Oberbürgermeisterin unter Tränen

Am Abend ist eine Gedenkfeier für die Opfer im Magdeburger Dom geplant. Man wolle Betroffenen, Angehörigen und allen anderen Bürgern eine Möglichkeit zum Trauern geben, erklärte Oberbürgermeisterin Simone Borris am Abend unter Tränen vor Journalisten. "Wir werden eine lange Zeit zum Trauern brauchen", sagte sie sichtlich fassungslos. "Wir werden das alles umfassend aufarbeiten."

Stadtsprecher Michael Reif sagte, es sei "ein Anschlag" gewesen. Die Stadt Magdeburg lässt in den kommenden Tagen alle Kultureinrichtungen geschlossen, Theater, Puppentheater und auch andere Spielstätten.

Internationales Entsetzen und Mitgefühl

NATO-Generalsekretär Mark Rutte drückte - wie er berichtete - dem deutschen Kanzler sein Mitgefühl aus. "Meine Gedanken sind bei den Opfern und deren Familien", schrieb Rutte auf der Plattform X. "Die NATO steht an der Seite Deutschlands." EU-Kommissionspräsidentin Ursula von der Leyen verurteilte die Attacke. "Meine Gedanken sind heute bei den Opfern der brutalen und feigen Tat in Magdeburg", schrieb sie auf X. Ihr Beileid gelte den Angehörigen und Freunden, ihr Dank der Polizei und den Rettungskräften. "Diese Gewalttat muss aufgeklärt und hart geahndet werden." Die Vereinten Nationen zeigten sich bestürzt und sprachen den Familien der Opfer, der Regierung und den Menschen in Deutschland Beileid aus.

◆ **Übungsaufgaben**:
1. Beantworte zum Text über Magdeburg diese Fragen:
(a) Wo ist am Abend eine Gedenkfeier für die Opfer geplant?
(b) Welche Einrichtungen lässt die Stadt Magdeburg in den kommenden Tagen geschlossen?
(c) Auf welcher Plattform schrieb Mark Rutte?
2. Bitte fasse den Absatz des Textes über Magdeburg, der mit „Am Abend ist eine Gedenkfeier“ beginnt, als kurze Liste zusammen.
3. Gib aus dem Text über Magdeburg die Stelle von „Am Abend ist“ bis „auch andere Spielstätten.“ wortgetreu wieder.
Stütze dich ausschließlich auf den vorliegenden Text.

◆ **Bereitgestellte Daten**:
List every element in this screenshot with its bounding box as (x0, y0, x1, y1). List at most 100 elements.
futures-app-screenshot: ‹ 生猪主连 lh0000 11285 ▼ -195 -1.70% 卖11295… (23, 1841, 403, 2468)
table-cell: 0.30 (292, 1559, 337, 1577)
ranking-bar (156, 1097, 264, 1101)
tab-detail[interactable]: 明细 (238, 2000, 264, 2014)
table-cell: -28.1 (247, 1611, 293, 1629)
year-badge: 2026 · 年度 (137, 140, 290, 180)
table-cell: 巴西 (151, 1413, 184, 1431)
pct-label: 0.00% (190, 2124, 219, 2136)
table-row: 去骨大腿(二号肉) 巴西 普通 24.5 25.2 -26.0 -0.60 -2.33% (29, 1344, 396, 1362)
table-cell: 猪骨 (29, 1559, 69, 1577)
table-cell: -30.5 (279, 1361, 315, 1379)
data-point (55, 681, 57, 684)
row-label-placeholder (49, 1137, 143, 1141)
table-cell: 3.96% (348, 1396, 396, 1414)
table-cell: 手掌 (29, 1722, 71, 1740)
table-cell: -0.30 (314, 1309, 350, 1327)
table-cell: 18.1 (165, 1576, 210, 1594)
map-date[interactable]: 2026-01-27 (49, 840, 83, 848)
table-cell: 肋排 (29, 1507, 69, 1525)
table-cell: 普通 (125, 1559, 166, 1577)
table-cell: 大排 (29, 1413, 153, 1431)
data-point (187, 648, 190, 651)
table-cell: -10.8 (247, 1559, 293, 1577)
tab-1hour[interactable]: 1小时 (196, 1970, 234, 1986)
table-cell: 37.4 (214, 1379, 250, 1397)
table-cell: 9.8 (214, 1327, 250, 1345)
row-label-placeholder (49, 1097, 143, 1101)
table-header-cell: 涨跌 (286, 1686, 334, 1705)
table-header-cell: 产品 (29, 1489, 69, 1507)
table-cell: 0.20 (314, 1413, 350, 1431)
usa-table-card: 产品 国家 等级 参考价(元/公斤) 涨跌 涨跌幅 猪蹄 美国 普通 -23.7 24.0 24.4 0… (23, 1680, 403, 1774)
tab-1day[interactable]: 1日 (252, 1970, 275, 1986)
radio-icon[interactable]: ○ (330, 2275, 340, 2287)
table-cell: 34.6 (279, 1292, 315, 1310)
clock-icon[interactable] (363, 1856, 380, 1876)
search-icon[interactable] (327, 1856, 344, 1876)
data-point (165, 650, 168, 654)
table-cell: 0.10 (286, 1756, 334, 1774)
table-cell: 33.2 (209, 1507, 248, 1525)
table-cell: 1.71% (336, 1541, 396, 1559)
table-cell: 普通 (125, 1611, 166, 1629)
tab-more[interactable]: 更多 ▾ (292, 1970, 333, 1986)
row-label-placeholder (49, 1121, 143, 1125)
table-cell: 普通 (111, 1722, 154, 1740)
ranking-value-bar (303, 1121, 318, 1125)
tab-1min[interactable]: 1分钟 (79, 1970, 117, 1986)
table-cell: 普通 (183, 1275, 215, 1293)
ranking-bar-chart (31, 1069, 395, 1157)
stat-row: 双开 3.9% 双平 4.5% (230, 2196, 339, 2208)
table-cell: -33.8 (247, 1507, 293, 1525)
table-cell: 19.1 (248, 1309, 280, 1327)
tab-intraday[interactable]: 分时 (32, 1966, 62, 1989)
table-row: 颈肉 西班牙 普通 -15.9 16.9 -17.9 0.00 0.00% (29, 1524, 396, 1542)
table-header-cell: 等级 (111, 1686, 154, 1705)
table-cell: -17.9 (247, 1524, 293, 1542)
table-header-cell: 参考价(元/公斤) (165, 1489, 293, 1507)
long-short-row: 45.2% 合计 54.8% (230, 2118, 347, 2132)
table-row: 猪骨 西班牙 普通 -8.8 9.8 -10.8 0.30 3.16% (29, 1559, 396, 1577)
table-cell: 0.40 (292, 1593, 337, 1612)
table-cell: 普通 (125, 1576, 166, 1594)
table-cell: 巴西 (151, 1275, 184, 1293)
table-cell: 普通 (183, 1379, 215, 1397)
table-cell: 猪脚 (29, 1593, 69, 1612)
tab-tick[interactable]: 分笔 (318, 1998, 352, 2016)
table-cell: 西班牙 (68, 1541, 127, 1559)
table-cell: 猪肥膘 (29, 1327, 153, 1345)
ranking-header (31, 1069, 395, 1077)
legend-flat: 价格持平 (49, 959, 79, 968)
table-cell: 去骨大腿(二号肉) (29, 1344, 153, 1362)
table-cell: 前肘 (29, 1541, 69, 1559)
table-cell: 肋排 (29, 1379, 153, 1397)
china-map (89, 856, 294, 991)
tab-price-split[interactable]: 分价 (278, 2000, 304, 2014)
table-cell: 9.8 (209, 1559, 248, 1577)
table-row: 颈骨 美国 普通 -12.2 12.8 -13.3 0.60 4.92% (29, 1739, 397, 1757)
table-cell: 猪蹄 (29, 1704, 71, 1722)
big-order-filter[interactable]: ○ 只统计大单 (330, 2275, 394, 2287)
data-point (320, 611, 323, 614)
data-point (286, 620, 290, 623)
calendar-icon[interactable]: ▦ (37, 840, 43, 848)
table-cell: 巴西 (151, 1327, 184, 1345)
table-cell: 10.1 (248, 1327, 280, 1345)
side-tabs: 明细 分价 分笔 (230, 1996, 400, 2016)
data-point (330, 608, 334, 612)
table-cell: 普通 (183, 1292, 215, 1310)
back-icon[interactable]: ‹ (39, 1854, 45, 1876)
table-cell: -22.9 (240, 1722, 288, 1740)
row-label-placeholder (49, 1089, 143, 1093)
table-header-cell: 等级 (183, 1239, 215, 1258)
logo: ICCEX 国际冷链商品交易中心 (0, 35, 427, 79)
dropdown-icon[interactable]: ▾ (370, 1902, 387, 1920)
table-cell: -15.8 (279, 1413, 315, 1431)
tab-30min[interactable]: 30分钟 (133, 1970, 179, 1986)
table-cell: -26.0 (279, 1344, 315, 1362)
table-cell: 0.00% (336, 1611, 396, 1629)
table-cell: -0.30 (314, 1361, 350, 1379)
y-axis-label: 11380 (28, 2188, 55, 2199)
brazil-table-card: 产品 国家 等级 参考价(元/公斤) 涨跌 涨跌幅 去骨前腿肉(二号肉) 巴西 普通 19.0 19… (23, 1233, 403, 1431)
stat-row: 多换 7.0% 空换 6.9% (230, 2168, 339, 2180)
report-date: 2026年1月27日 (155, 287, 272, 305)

◆ **Antworten**:
1.
(a) Im Magdeburger Dom.
(b) Alle Kultureinrichtungen, darunter Theater, Puppentheater und andere Spielstätten.
(c) Auf X.

2.
- Am Abend ist im Magdeburger Dom eine Gedenkfeier für die Opfer geplant.
- Sie soll Betroffenen, Angehörigen und allen anderen Bürgern eine Möglichkeit zum Trauern geben, sagte Oberbürgermeisterin Simone Borris unter Tränen vor Journalisten.
- Borris rechnet mit einer langen Zeit der Trauer und kündigte eine umfassende Aufarbeitung an.

3.
Am Abend ist eine Gedenkfeier für die Opfer im Magdeburger Dom geplant. Man wolle Betroffenen, Angehörigen und allen anderen Bürgern eine Möglichkeit zum Trauern geben, erklärte Oberbürgermeisterin Simone Borris am Abend unter Tränen vor Journalisten. "Wir werden eine lange Zeit zum Trauern brauchen", sagte sie sichtlich fassungslos. "Wir werden das alles umfassend aufarbeiten."

Stadtsprecher Michael Reif sagte, es sei "ein Anschlag" gewesen. Die Stadt Magdeburg lässt in den kommenden Tagen alle Kultureinrichtungen geschlossen, Theater, Puppentheater und auch andere Spielstätten.